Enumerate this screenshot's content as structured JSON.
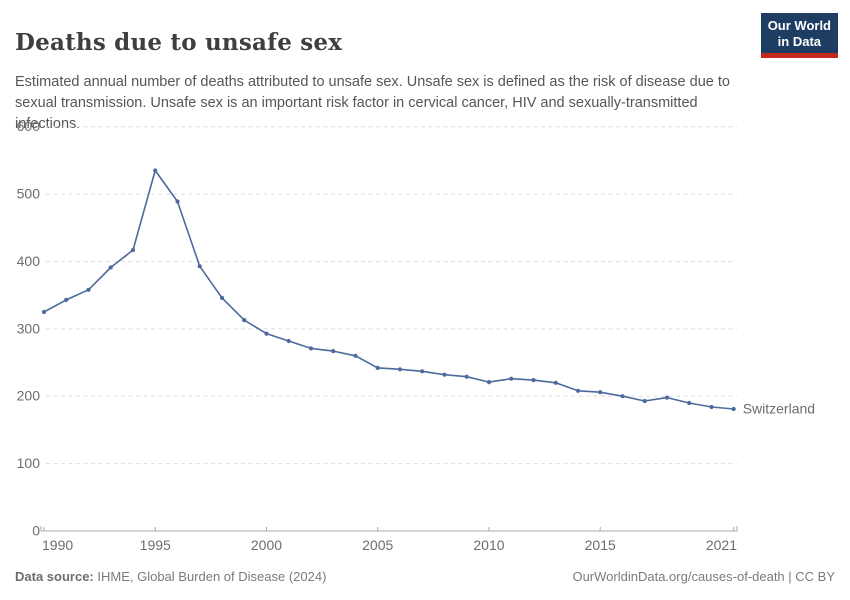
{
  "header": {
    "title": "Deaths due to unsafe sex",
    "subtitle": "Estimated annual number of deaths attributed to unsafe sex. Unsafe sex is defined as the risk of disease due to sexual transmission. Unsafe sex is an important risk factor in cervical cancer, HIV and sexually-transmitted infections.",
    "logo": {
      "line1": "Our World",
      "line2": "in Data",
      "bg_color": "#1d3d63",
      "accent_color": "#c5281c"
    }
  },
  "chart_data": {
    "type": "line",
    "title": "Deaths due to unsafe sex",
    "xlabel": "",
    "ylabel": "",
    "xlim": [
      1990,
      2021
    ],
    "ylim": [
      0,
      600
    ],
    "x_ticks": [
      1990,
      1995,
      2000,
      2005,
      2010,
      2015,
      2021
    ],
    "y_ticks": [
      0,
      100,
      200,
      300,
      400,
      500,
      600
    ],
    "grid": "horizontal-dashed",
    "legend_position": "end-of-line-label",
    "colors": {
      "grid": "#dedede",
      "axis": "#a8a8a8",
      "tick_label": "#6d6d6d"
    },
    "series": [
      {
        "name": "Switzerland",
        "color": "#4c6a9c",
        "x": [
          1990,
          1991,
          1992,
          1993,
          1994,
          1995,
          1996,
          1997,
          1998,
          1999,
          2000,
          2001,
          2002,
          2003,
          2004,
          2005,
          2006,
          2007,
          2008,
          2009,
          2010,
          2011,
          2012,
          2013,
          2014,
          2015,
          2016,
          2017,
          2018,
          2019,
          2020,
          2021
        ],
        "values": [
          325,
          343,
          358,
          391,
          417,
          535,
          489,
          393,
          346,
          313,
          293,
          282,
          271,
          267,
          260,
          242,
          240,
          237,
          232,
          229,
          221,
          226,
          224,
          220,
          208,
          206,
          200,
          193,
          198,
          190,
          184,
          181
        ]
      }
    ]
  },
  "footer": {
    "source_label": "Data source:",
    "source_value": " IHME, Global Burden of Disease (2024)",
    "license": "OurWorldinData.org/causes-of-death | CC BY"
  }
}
----
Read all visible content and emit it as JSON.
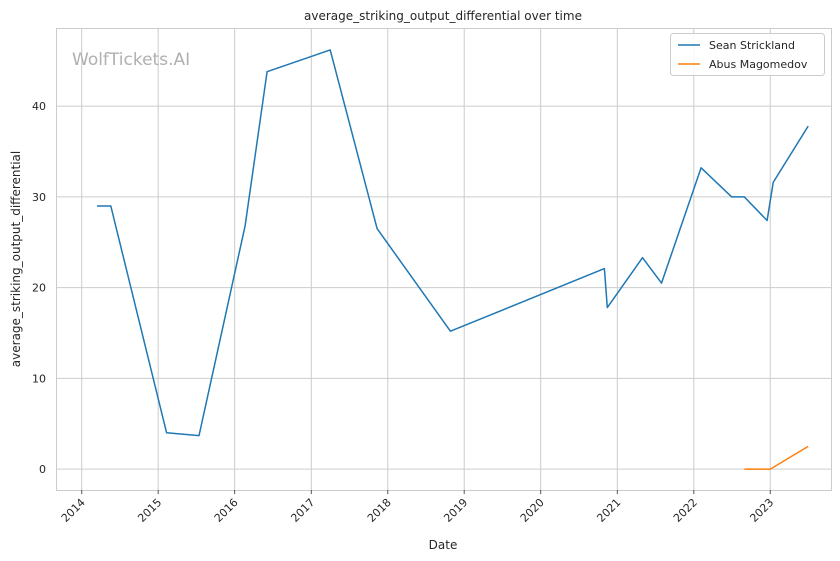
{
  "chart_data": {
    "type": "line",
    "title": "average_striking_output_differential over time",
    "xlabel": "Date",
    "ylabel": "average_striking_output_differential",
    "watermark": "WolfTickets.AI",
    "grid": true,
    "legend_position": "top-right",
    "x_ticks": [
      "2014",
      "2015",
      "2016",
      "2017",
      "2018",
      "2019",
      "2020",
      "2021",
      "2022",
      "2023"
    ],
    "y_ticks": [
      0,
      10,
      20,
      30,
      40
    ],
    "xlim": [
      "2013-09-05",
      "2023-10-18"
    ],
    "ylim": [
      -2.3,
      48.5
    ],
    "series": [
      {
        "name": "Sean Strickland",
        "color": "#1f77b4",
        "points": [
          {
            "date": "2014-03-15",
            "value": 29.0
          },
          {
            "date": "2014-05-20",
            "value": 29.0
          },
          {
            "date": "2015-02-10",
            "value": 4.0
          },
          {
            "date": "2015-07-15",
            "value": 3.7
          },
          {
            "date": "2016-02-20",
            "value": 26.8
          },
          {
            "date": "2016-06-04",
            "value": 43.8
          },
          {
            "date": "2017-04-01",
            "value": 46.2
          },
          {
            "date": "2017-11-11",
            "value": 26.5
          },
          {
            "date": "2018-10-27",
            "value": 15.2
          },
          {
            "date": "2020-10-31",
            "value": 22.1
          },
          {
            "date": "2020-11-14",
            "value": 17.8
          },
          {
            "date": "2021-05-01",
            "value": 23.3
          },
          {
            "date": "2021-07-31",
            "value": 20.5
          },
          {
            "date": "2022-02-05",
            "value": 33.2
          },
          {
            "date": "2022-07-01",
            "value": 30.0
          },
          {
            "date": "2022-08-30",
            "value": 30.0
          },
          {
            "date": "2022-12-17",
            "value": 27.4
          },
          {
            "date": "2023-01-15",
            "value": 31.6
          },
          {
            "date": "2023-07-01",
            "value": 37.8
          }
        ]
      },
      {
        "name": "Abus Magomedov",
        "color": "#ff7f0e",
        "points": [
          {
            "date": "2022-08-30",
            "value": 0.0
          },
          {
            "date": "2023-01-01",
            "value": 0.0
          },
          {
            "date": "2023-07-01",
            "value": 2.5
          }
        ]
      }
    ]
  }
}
----
» **Given instruction**:
Say, as a single number and nothing more, how many lines of the entries contain the word "name".

» **Exercise output**:
3